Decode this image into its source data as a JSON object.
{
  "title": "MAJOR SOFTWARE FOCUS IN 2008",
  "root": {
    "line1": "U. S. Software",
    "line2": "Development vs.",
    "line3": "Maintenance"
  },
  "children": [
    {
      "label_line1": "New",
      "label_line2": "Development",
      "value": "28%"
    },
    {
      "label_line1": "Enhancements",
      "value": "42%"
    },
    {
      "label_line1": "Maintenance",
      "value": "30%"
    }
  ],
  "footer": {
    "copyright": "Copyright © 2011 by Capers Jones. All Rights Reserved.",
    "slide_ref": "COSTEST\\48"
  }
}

+ + + +

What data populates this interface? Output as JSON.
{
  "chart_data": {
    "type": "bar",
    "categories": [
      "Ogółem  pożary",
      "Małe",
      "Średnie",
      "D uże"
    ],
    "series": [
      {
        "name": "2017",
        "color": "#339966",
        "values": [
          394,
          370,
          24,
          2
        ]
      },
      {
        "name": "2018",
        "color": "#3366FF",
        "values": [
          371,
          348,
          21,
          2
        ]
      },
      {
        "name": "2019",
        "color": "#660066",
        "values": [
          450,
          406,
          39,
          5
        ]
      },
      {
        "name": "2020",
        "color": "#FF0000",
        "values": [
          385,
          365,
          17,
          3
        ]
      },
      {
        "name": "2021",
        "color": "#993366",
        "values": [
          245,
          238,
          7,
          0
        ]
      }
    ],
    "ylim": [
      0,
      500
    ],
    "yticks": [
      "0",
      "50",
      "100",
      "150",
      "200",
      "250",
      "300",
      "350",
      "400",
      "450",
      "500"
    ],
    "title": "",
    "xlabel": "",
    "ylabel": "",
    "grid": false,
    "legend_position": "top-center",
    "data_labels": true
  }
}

+ + + +

THE EXERCISE –
Search the data for "Development". Copy every matching line.

THE RESULT –
    "line2": "Development vs.",
      "label_line2": "Development",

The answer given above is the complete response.